DATA FOR THIS TASK:
= = =
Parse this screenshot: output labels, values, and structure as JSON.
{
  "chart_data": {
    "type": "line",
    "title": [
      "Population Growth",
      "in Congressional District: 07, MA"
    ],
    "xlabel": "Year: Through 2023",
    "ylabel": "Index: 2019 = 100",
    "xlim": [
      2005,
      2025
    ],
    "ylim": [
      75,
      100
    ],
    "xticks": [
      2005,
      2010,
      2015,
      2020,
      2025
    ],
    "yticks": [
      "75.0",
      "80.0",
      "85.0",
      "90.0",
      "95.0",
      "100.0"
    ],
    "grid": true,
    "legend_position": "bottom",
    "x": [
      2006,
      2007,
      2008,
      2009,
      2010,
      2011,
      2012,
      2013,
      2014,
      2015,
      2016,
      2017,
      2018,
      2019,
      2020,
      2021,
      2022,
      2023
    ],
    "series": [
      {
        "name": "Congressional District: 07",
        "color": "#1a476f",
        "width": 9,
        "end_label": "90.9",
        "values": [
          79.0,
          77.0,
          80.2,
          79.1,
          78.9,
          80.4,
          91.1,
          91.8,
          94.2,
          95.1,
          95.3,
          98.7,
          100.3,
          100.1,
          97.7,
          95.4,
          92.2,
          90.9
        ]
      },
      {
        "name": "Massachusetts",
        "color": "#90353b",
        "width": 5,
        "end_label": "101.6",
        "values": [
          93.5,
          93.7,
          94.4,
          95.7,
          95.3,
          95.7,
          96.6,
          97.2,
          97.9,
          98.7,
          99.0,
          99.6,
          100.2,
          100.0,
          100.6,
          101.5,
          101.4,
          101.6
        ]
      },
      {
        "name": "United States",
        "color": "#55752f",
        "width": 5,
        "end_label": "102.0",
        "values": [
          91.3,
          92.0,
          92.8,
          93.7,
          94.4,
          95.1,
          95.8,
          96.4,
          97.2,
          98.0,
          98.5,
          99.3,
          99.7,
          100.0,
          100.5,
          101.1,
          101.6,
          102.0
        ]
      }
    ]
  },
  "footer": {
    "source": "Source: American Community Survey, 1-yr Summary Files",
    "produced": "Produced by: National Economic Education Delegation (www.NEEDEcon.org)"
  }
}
= = =
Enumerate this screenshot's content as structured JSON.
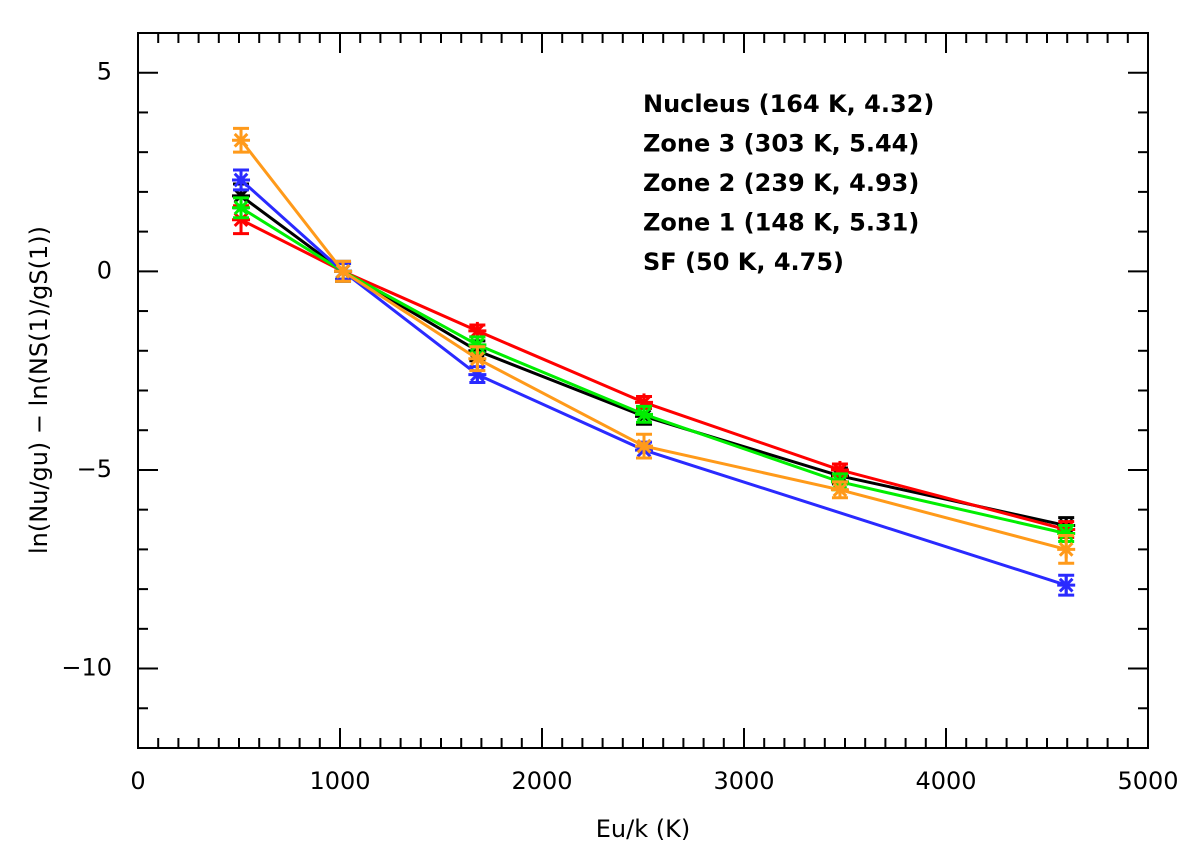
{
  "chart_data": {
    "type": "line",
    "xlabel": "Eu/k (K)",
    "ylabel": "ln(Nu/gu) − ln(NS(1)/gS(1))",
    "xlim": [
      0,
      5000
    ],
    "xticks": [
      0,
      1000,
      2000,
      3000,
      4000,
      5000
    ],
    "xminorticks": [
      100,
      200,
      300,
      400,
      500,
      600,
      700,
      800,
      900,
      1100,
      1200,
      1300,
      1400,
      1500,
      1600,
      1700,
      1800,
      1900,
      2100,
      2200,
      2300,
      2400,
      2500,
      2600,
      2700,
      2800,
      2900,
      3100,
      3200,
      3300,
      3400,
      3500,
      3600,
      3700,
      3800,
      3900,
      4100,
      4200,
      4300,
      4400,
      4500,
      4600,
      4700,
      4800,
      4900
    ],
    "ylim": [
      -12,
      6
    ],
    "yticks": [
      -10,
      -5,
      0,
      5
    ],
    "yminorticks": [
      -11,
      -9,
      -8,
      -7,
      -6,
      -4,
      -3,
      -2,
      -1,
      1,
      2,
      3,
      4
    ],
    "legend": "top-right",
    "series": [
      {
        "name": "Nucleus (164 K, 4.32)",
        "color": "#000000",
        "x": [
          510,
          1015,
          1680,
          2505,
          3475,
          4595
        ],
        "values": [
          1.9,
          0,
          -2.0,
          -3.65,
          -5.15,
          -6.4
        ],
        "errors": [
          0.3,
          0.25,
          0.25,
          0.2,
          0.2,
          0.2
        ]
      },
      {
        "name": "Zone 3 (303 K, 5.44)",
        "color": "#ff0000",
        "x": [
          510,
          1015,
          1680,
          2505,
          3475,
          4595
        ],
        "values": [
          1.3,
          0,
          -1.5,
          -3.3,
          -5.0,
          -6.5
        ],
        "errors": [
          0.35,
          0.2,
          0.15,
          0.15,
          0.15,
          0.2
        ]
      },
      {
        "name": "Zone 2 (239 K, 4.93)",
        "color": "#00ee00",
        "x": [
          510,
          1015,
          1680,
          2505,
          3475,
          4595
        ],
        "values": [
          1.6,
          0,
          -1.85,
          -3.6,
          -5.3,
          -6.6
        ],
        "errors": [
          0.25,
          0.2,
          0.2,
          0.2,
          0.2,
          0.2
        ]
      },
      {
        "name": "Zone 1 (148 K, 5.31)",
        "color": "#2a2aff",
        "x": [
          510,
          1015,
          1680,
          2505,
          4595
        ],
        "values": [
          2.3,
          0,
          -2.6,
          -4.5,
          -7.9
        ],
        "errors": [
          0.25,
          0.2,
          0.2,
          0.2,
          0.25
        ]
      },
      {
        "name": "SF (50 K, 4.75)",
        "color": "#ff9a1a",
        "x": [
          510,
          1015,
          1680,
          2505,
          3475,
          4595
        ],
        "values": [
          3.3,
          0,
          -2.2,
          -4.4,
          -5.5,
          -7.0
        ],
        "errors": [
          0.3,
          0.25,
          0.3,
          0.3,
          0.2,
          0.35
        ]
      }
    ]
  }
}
= = =
GOAL OF THE EXERCISE: Copy down every line of the entries containing the word "color".

RESULT OF THIS EXERCISE:
        "color": "#1a476f",
        "color": "#90353b",
        "color": "#55752f",
        "color": "#000000",
        "color": "#ff0000",
        "color": "#00ee00",
        "color": "#2a2aff",
        "color": "#ff9a1a",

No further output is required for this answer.